_Work to complete:_ Copy out each line featuring the string "bout" from the entries beneath.

_Task input:_
::::

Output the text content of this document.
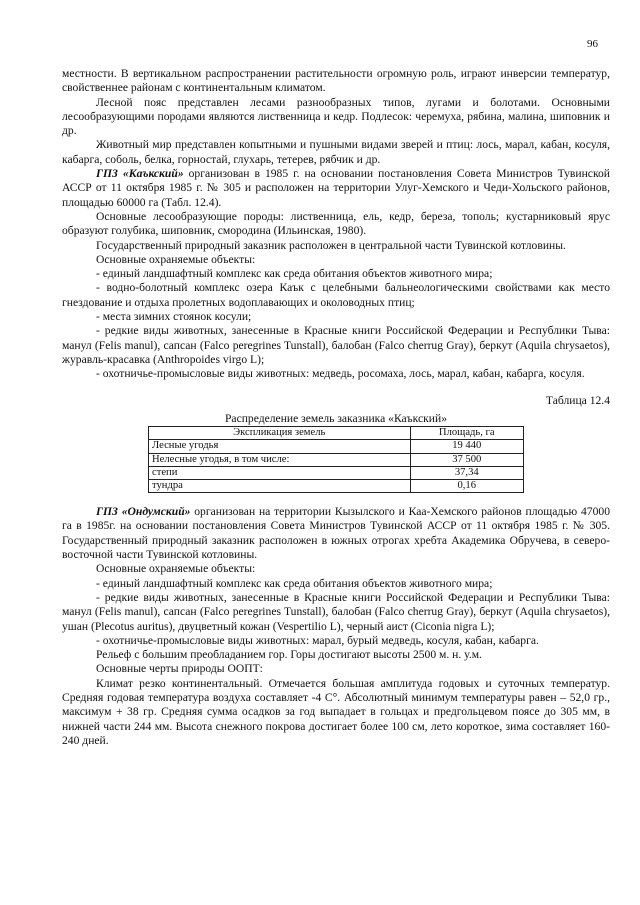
96

местности. В вертикальном распространении растительности огромную роль, играют инверсии температур, свойственнее районам с континентальным климатом.

Лесной пояс представлен лесами разнообразных типов, лугами и болотами. Основными лесообразующими породами являются лиственница и кедр. Подлесок: черемуха, рябина, малина, шиповник и др.

Животный мир представлен копытными и пушными видами зверей и птиц: лось, марал, кабан, косуля, кабарга, соболь, белка, горностай, глухарь, тетерев, рябчик и др.

ГПЗ «Каъкский» организован в 1985 г. на основании постановления Совета Министров Тувинской АССР от 11 октября 1985 г. № 305 и расположен на территории Улуг-Хемского и Чеди-Хольского районов, площадью 60000 га (Табл. 12.4).

Основные лесообразующие породы: лиственница, ель, кедр, береза, тополь; кустарниковый ярус образуют голубика, шиповник, смородина (Ильинская, 1980).

Государственный природный заказник расположен в центральной части Тувинской котловины.

Основные охраняемые объекты:

- единый ландшафтный комплекс как среда обитания объектов животного мира;

- водно-болотный комплекс озера Каък с целебными бальнеологическими свойствами как место гнездование и отдыха пролетных водоплавающих и околоводных птиц;

- места зимних стоянок косули;

- редкие виды животных, занесенные в Красные книги Российской Федерации и Республики Тыва: манул (Felis manul), сапсан (Falco peregrines Tunstall), балобан (Falco cherrug Gray), беркут (Aquila chrysaetos), журавль-красавка (Anthropoides virgo L);

- охотничье-промысловые виды животных: медведь, росомаха, лось, марал, кабан, кабарга, косуля.

Таблица 12.4
Распределение земель заказника «Каъкский»
Экспликация земель	Площадь, га
Лесные угодья	19 440
Нелесные угодья, в том числе:	37 500
степи	37,34
тундра	0,16

ГПЗ «Ондумский» организован на территории Кызылского и Каа-Хемского районов площадью 47000 га в 1985г. на основании постановления Совета Министров Тувинской АССР от 11 октября 1985 г. № 305. Государственный природный заказник расположен в южных отрогах хребта Академика Обручева, в северо-восточной части Тувинской котловины.

Основные охраняемые объекты:

- единый ландшафтный комплекс как среда обитания объектов животного мира;

- редкие виды животных, занесенные в Красные книги Российской Федерации и Республики Тыва: манул (Felis manul), сапсан (Falco peregrines Tunstall), балобан (Falco cherrug Gray), беркут (Aquila chrysaetos), ушан (Plecotus auritus), двуцветный кожан (Vespertilio L), черный аист (Ciconia nigra L);

- охотничье-промысловые виды животных: марал, бурый медведь, косуля, кабан, кабарга.

Рельеф с большим преобладанием гор. Горы достигают высоты 2500 м. н. у.м.

Основные черты природы ООПТ:

Климат резко континентальный. Отмечается большая амплитуда годовых и суточных температур. Средняя годовая температура воздуха составляет -4 С°. Абсолютный минимум температуры равен – 52,0 гр., максимум + 38 гр. Средняя сумма осадков за год выпадает в гольцах и предгольцевом поясе до 305 мм, в нижней части 244 мм. Высота снежного покрова достигает более 100 см, лето короткое, зима составляет 160-240 дней.
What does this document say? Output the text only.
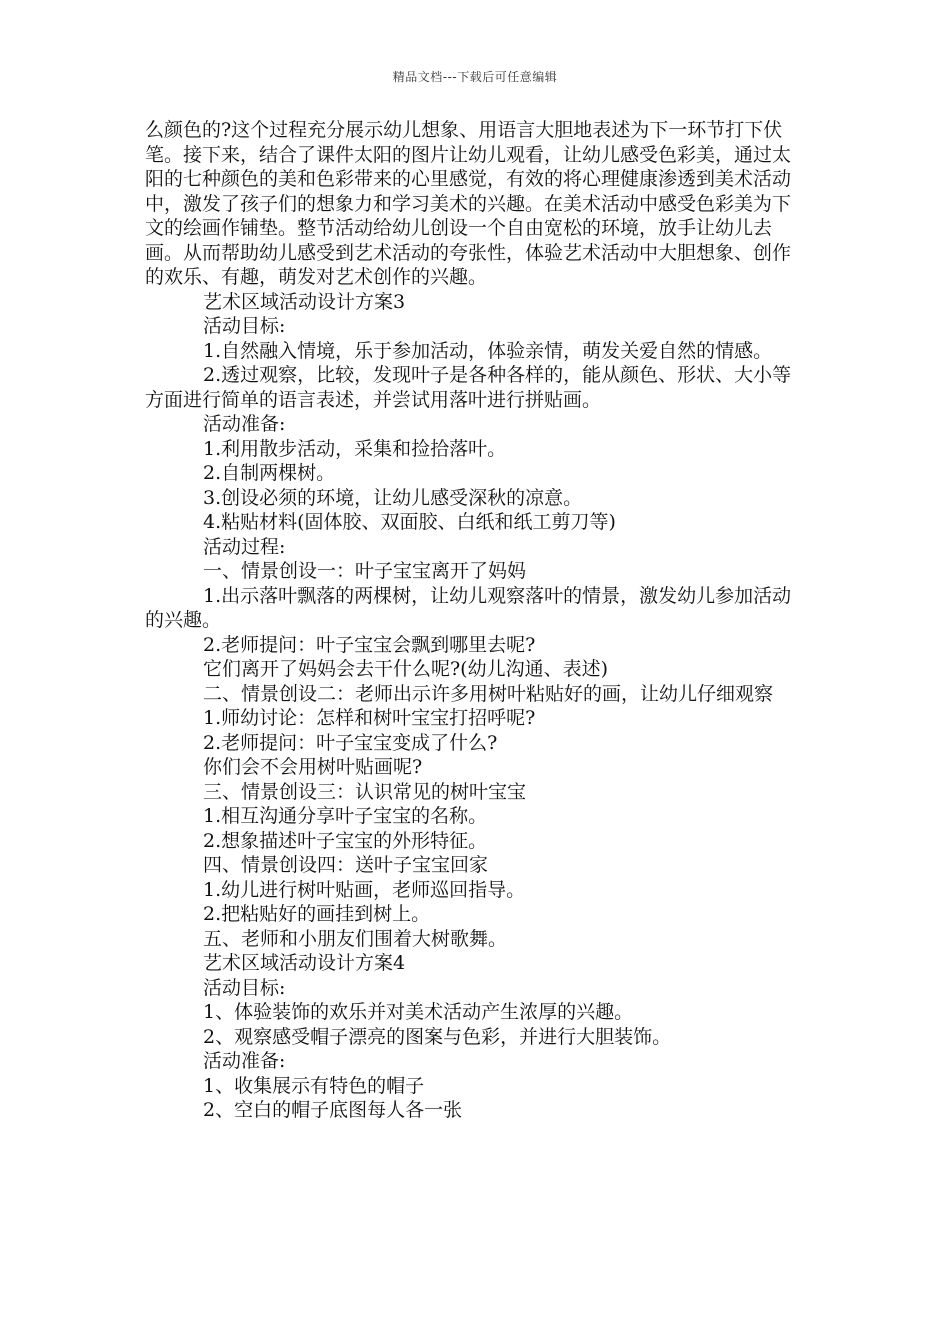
精品文档---下载后可任意编辑

么颜色的?这个过程充分展示幼儿想象、用语言大胆地表述为下一环节打下伏笔。接下来，结合了课件太阳的图片让幼儿观看，让幼儿感受色彩美，通过太阳的七种颜色的美和色彩带来的心里感觉，有效的将心理健康渗透到美术活动中，激发了孩子们的想象力和学习美术的兴趣。在美术活动中感受色彩美为下文的绘画作铺垫。整节活动给幼儿创设一个自由宽松的环境，放手让幼儿去画。从而帮助幼儿感受到艺术活动的夸张性，体验艺术活动中大胆想象、创作的欢乐、有趣，萌发对艺术创作的兴趣。

艺术区域活动设计方案3

活动目标:

1.自然融入情境，乐于参加活动，体验亲情，萌发关爱自然的情感。

2.透过观察，比较，发现叶子是各种各样的，能从颜色、形状、大小等方面进行简单的语言表述，并尝试用落叶进行拼贴画。

活动准备:

1.利用散步活动，采集和捡拾落叶。

2.自制两棵树。

3.创设必须的环境，让幼儿感受深秋的凉意。

4.粘贴材料(固体胶、双面胶、白纸和纸工剪刀等)

活动过程:

一、情景创设一：叶子宝宝离开了妈妈

1.出示落叶飘落的两棵树，让幼儿观察落叶的情景，激发幼儿参加活动的兴趣。

2.老师提问：叶子宝宝会飘到哪里去呢?

它们离开了妈妈会去干什么呢?(幼儿沟通、表述)

二、情景创设二：老师出示许多用树叶粘贴好的画，让幼儿仔细观察

1.师幼讨论：怎样和树叶宝宝打招呼呢?

2.老师提问：叶子宝宝变成了什么?

你们会不会用树叶贴画呢?

三、情景创设三：认识常见的树叶宝宝

1.相互沟通分享叶子宝宝的名称。

2.想象描述叶子宝宝的外形特征。

四、情景创设四：送叶子宝宝回家

1.幼儿进行树叶贴画，老师巡回指导。

2.把粘贴好的画挂到树上。

五、老师和小朋友们围着大树歌舞。

艺术区域活动设计方案4

活动目标:

1、体验装饰的欢乐并对美术活动产生浓厚的兴趣。

2、观察感受帽子漂亮的图案与色彩，并进行大胆装饰。

活动准备:

1、收集展示有特色的帽子

2、空白的帽子底图每人各一张
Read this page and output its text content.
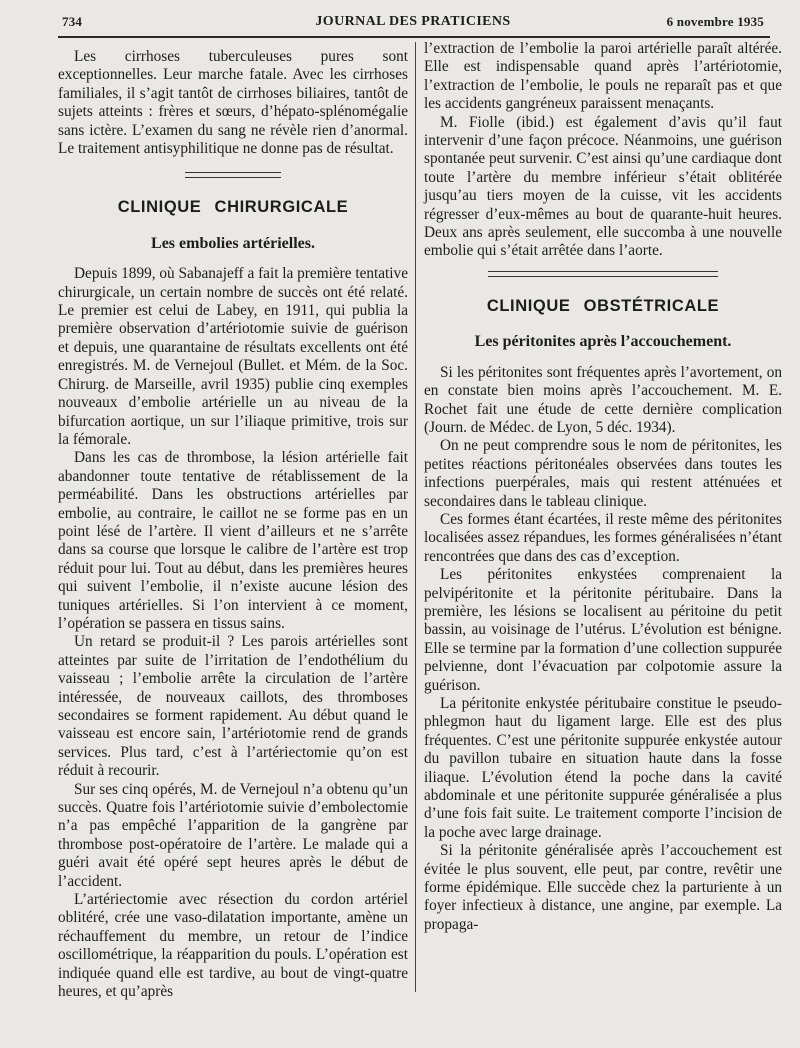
734	JOURNAL DES PRATICIENS	6 novembre 1935

Les cirrhoses tuberculeuses pures sont exceptionnelles. Leur marche fatale. Avec les cirrhoses familiales, il s’agit tantôt de cirrhoses biliaires, tantôt de sujets atteints : frères et sœurs, d’hépato-splénomégalie sans ictère. L’examen du sang ne révèle rien d’anormal. Le traitement antisyphilitique ne donne pas de résultat.

CLINIQUE CHIRURGICALE
Les embolies artérielles.

Depuis 1899, où Sabanajeff a fait la première tentative chirurgicale, un certain nombre de succès ont été relaté. Le premier est celui de Labey, en 1911, qui publia la première observation d’artériotomie suivie de guérison et depuis, une quarantaine de résultats excellents ont été enregistrés. M. de Vernejoul (Bullet. et Mém. de la Soc. Chirurg. de Marseille, avril 1935) publie cinq exemples nouveaux d’embolie artérielle un au niveau de la bifurcation aortique, un sur l’iliaque primitive, trois sur la fémorale.

Dans les cas de thrombose, la lésion artérielle fait abandonner toute tentative de rétablissement de la perméabilité. Dans les obstructions artérielles par embolie, au contraire, le caillot ne se forme pas en un point lésé de l’artère. Il vient d’ailleurs et ne s’arrête dans sa course que lorsque le calibre de l’artère est trop réduit pour lui. Tout au début, dans les premières heures qui suivent l’embolie, il n’existe aucune lésion des tuniques artérielles. Si l’on intervient à ce moment, l’opération se passera en tissus sains.

Un retard se produit-il ? Les parois artérielles sont atteintes par suite de l’irritation de l’endothélium du vaisseau ; l’embolie arrête la circulation de l’artère intéressée, de nouveaux caillots, des thromboses secondaires se forment rapidement. Au début quand le vaisseau est encore sain, l’artériotomie rend de grands services. Plus tard, c’est à l’artériectomie qu’on est réduit à recourir.

Sur ses cinq opérés, M. de Vernejoul n’a obtenu qu’un succès. Quatre fois l’artériotomie suivie d’embolectomie n’a pas empêché l’apparition de la gangrène par thrombose post-opératoire de l’artère. Le malade qui a guéri avait été opéré sept heures après le début de l’accident.

L’artériectomie avec résection du cordon artériel oblitéré, crée une vaso-dilatation importante, amène un réchauffement du membre, un retour de l’indice oscillométrique, la réapparition du pouls. L’opération est indiquée quand elle est tardive, au bout de vingt-quatre heures, et qu’après

l’extraction de l’embolie la paroi artérielle paraît altérée. Elle est indispensable quand après l’artériotomie, l’extraction de l’embolie, le pouls ne reparaît pas et que les accidents gangréneux paraissent menaçants.

M. Fiolle (ibid.) est également d’avis qu’il faut intervenir d’une façon précoce. Néanmoins, une guérison spontanée peut survenir. C’est ainsi qu’une cardiaque dont toute l’artère du membre inférieur s’était oblitérée jusqu’au tiers moyen de la cuisse, vit les accidents régresser d’eux-mêmes au bout de quarante-huit heures. Deux ans après seulement, elle succomba à une nouvelle embolie qui s’était arrêtée dans l’aorte.

CLINIQUE OBSTÉTRICALE
Les péritonites après l’accouchement.

Si les péritonites sont fréquentes après l’avortement, on en constate bien moins après l’accouchement. M. E. Rochet fait une étude de cette dernière complication (Journ. de Médec. de Lyon, 5 déc. 1934).

On ne peut comprendre sous le nom de péritonites, les petites réactions péritonéales observées dans toutes les infections puerpérales, mais qui restent atténuées et secondaires dans le tableau clinique.

Ces formes étant écartées, il reste même des péritonites localisées assez répandues, les formes généralisées n’étant rencontrées que dans des cas d’exception.

Les péritonites enkystées comprenaient la pelvipéritonite et la péritonite péritubaire. Dans la première, les lésions se localisent au péritoine du petit bassin, au voisinage de l’utérus. L’évolution est bénigne. Elle se termine par la formation d’une collection suppurée pelvienne, dont l’évacuation par colpotomie assure la guérison.

La péritonite enkystée péritubaire constitue le pseudo-phlegmon haut du ligament large. Elle est des plus fréquentes. C’est une péritonite suppurée enkystée autour du pavillon tubaire en situation haute dans la fosse iliaque. L’évolution étend la poche dans la cavité abdominale et une péritonite suppurée généralisée a plus d’une fois fait suite. Le traitement comporte l’incision de la poche avec large drainage.

Si la péritonite généralisée après l’accouchement est évitée le plus souvent, elle peut, par contre, revêtir une forme épidémique. Elle succède chez la parturiente à un foyer infectieux à distance, une angine, par exemple. La propaga-
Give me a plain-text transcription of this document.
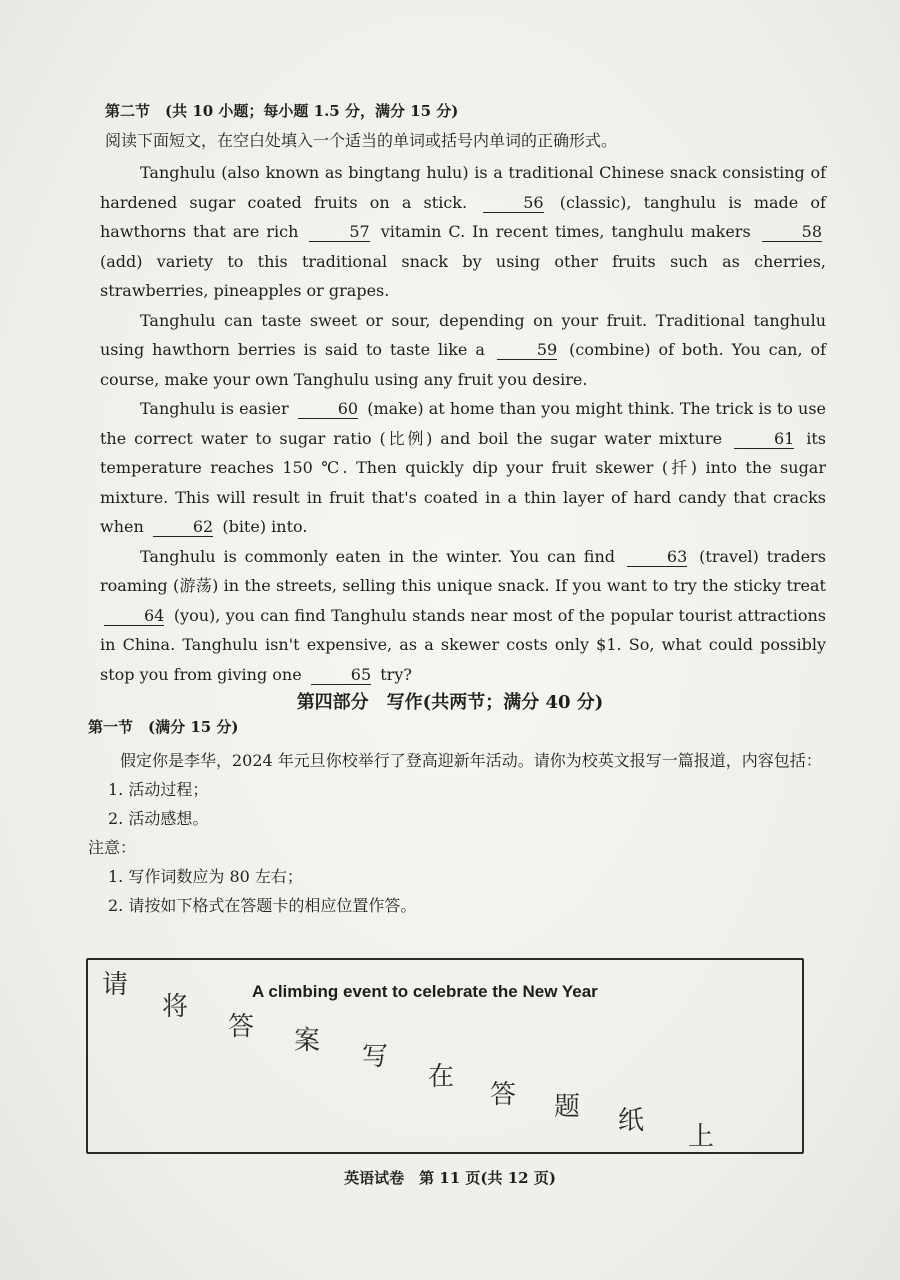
第二节　(共 10 小题；每小题 1.5 分，满分 15 分)
阅读下面短文，在空白处填入一个适当的单词或括号内单词的正确形式。

Tanghulu (also known as bingtang hulu) is a traditional Chinese snack consisting of hardened sugar coated fruits on a stick.	56 (classic), tanghulu is made of hawthorns that are rich	57 vitamin C. In recent times, tanghulu makers	58 (add) variety to this traditional snack by using other fruits such as cherries, strawberries, pineapples or grapes.

Tanghulu can taste sweet or sour, depending on your fruit. Traditional tanghulu using hawthorn berries is said to taste like a	59 (combine) of both. You can, of course, make your own Tanghulu using any fruit you desire.

Tanghulu is easier	60 (make) at home than you might think. The trick is to use the correct water to sugar ratio (比例) and boil the sugar water mixture	61 its temperature reaches 150 ℃. Then quickly dip your fruit skewer (扦) into the sugar mixture. This will result in fruit that's coated in a thin layer of hard candy that cracks when	62 (bite) into.

Tanghulu is commonly eaten in the winter. You can find	63 (travel) traders roaming (游荡) in the streets, selling this unique snack. If you want to try the sticky treat 64 (you), you can find Tanghulu stands near most of the popular tourist attractions in China. Tanghulu isn't expensive, as a skewer costs only $1. So, what could possibly stop you from giving one	65 try?

第四部分　写作(共两节；满分 40 分)
第一节　(满分 15 分)

假定你是李华，2024 年元旦你校举行了登高迎新年活动。请你为校英文报写一篇报道，内容包括：

1. 活动过程；

2. 活动感想。

注意：

1. 写作词数应为 80 左右；

2. 请按如下格式在答题卡的相应位置作答。

A climbing event to celebrate the New Year
请
将
答 案
写
在
答 题 纸
上
英语试卷　第 11 页(共 12 页)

::::

_Expected output:_
L’artériectomie avec résection du cordon artériel oblitéré, crée une vaso-dilatation importante, amène un réchauffement du membre, un retour de l’indice oscillométrique, la réapparition du pouls. L’opération est indiquée quand elle est tardive, au bout de vingt-quatre heures, et qu’après
M. Fiolle (ibid.) est également d’avis qu’il faut intervenir d’une façon précoce. Néanmoins, une guérison spontanée peut survenir. C’est ainsi qu’une cardiaque dont toute l’artère du membre inférieur s’était oblitérée jusqu’au tiers moyen de la cuisse, vit les accidents régresser d’eux-mêmes au bout de quarante-huit heures. Deux ans après seulement, elle succomba à une nouvelle embolie qui s’était arrêtée dans l’aorte.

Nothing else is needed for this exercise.